● **Text provided**
# # # #

# 05 vs 06



## j moffett (Jul 19, 2007)

I own a 04 silverado SS and a 98 cobra
In december I am getting a GTO i just need a little help finding uot the difference between the 2 year model I know all years have there hangups
give me some guidence


----------



## GTO JUDGE (May 14, 2005)

j moffett said:


> I own a 04 silverado SS and a 98 cobra
> In december I am getting a GTO i just need a little help finding uot the difference between the 2 year model I know all years have there hangups
> give me some guidence


*Hi J. Welcome aboard....

Differences are minimal.....

Rear tail lights on the 06 have a black band around the edges
The controls on the steering wheel are illuminated on the 06
Door lock button for the 06
18" wheels were more common on 06's although on the 05's they are an option
The front seats were supposed to be faster on the 06, but they aren't
A few colors were eliminated from 05-06
Spice Red was added for 06

Thats about all I can remember. 

As far as new pricing, they were about the same.

# # # #

● **Labeled region entries**

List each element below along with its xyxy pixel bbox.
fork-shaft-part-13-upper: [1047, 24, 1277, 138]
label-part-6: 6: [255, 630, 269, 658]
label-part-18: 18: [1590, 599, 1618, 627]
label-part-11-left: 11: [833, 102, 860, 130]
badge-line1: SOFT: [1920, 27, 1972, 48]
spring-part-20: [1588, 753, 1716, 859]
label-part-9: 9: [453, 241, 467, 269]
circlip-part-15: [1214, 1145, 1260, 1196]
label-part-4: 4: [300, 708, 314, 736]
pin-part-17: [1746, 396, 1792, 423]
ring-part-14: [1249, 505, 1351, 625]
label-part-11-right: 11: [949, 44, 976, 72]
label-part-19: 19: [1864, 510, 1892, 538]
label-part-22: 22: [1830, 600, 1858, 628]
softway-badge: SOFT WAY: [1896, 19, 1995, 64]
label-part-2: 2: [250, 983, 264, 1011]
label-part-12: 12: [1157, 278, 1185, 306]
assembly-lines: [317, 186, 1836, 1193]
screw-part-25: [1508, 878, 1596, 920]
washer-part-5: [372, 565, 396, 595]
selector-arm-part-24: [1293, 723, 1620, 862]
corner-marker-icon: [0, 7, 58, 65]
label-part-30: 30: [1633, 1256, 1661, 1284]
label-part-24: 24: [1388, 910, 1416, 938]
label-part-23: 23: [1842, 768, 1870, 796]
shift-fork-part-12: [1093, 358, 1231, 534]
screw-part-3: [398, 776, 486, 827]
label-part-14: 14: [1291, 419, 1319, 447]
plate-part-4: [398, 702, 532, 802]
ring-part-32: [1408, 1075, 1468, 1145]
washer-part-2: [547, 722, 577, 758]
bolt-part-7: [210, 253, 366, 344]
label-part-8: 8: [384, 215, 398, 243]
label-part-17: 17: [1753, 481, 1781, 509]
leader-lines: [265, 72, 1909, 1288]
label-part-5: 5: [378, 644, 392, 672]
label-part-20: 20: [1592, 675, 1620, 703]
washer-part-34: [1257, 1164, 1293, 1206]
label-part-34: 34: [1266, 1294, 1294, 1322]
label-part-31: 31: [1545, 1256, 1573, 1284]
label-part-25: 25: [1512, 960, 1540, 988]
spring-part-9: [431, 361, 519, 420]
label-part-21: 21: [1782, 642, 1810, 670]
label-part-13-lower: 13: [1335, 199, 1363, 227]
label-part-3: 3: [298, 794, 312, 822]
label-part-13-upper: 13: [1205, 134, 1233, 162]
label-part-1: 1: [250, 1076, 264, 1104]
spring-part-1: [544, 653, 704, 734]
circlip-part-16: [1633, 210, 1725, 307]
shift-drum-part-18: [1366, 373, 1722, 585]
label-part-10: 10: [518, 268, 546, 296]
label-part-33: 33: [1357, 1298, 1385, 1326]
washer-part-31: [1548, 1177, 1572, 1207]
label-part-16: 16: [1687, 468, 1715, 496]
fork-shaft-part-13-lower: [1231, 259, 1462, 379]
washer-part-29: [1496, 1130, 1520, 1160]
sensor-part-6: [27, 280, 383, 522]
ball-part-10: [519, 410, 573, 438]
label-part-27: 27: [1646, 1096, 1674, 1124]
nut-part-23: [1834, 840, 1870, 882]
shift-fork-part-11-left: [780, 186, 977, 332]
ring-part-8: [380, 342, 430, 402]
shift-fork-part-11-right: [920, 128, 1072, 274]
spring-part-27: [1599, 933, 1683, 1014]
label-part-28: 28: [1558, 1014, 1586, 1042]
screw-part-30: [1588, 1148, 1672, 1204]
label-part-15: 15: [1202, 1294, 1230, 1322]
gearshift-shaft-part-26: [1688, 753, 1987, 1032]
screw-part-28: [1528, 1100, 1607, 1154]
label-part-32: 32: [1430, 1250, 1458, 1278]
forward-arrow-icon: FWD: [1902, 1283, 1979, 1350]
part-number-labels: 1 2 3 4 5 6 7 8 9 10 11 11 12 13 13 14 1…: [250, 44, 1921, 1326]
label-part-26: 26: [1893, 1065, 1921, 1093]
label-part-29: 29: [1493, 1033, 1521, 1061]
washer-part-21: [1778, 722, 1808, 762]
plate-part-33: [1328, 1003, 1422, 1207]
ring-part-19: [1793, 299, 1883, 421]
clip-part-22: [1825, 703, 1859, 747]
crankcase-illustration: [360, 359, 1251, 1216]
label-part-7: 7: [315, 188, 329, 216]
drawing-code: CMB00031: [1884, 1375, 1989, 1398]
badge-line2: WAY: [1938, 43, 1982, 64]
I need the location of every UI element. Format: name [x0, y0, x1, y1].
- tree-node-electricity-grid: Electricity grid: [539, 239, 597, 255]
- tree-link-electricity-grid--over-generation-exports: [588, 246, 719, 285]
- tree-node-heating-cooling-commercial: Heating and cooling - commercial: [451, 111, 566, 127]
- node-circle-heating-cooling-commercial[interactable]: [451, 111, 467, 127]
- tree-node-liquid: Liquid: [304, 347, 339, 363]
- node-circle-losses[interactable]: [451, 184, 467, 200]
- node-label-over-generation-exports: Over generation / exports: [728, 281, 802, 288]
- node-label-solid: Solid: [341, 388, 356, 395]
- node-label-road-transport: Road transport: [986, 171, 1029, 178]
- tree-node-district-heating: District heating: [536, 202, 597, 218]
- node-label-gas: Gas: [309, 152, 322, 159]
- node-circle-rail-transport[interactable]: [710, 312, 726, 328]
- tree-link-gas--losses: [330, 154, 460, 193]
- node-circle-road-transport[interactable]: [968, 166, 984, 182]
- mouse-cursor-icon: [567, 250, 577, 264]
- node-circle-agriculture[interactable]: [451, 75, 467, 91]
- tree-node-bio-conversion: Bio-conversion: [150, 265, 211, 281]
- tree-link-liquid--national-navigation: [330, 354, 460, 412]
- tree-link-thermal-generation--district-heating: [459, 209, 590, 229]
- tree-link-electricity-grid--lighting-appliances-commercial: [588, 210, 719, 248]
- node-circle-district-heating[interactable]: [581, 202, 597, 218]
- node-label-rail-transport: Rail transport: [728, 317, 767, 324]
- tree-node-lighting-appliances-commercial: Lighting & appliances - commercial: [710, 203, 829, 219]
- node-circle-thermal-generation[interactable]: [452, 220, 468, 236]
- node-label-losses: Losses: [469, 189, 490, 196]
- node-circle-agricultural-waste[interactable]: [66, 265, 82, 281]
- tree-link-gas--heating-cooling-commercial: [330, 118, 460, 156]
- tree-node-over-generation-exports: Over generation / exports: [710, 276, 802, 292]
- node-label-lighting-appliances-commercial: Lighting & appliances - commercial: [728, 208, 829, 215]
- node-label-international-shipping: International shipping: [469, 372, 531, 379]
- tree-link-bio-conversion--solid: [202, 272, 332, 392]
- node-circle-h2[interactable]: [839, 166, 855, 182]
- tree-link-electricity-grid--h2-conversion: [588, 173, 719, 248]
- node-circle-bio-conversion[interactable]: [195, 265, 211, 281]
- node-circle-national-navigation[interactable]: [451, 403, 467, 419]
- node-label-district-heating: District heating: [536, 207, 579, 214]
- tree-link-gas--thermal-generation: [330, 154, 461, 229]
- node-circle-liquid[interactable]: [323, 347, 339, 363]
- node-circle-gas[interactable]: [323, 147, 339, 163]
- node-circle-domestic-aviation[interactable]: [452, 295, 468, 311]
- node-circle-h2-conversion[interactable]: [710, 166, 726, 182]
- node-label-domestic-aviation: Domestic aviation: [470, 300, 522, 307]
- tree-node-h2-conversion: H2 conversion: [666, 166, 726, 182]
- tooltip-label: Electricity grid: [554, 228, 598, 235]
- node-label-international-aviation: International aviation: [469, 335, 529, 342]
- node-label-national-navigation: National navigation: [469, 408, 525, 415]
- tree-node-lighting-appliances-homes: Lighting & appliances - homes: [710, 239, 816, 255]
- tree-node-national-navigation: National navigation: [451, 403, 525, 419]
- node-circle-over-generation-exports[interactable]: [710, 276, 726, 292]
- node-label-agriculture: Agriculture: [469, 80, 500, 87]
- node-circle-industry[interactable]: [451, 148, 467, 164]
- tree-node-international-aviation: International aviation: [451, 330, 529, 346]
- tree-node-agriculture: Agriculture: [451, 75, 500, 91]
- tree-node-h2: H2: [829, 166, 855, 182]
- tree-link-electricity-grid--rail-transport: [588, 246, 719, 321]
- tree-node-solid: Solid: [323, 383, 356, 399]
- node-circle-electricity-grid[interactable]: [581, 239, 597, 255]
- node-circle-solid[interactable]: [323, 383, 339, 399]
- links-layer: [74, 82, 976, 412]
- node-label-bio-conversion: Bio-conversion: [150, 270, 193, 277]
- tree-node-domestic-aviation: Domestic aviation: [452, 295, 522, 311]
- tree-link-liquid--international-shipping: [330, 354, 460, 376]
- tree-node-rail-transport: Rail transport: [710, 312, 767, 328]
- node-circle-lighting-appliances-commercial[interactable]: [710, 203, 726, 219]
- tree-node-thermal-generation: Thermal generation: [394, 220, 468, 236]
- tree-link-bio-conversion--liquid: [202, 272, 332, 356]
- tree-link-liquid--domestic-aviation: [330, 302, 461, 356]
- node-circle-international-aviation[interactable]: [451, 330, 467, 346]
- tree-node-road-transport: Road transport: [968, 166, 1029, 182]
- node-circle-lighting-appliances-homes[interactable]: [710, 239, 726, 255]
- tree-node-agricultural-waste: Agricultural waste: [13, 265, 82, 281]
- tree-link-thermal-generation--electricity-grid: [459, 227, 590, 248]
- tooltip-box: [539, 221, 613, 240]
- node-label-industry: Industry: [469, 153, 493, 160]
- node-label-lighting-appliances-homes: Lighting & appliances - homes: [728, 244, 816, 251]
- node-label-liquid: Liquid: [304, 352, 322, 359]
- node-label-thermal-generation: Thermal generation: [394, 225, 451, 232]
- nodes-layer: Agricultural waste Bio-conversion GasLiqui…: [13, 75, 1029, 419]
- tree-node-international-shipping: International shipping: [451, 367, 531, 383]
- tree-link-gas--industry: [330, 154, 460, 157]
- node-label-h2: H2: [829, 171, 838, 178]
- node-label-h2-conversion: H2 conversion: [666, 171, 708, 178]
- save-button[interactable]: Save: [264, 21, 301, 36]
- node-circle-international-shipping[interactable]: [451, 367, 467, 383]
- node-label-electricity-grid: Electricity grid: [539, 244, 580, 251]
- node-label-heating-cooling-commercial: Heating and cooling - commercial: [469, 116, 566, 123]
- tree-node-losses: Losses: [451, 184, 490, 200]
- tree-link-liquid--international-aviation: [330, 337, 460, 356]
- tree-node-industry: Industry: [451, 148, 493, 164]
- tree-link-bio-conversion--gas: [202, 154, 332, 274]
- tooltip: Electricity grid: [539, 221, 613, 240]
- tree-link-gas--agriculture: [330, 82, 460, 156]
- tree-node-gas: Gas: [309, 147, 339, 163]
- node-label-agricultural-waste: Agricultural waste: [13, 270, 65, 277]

# # # #

Translate into Spanish this sentence from the forum thread comparing the 2005 and 2006 GTO: "As far as new pricing, they were about the same."

● **Response to the exercise**
En cuanto al precio de los vehículos nuevos, eran más o menos iguales.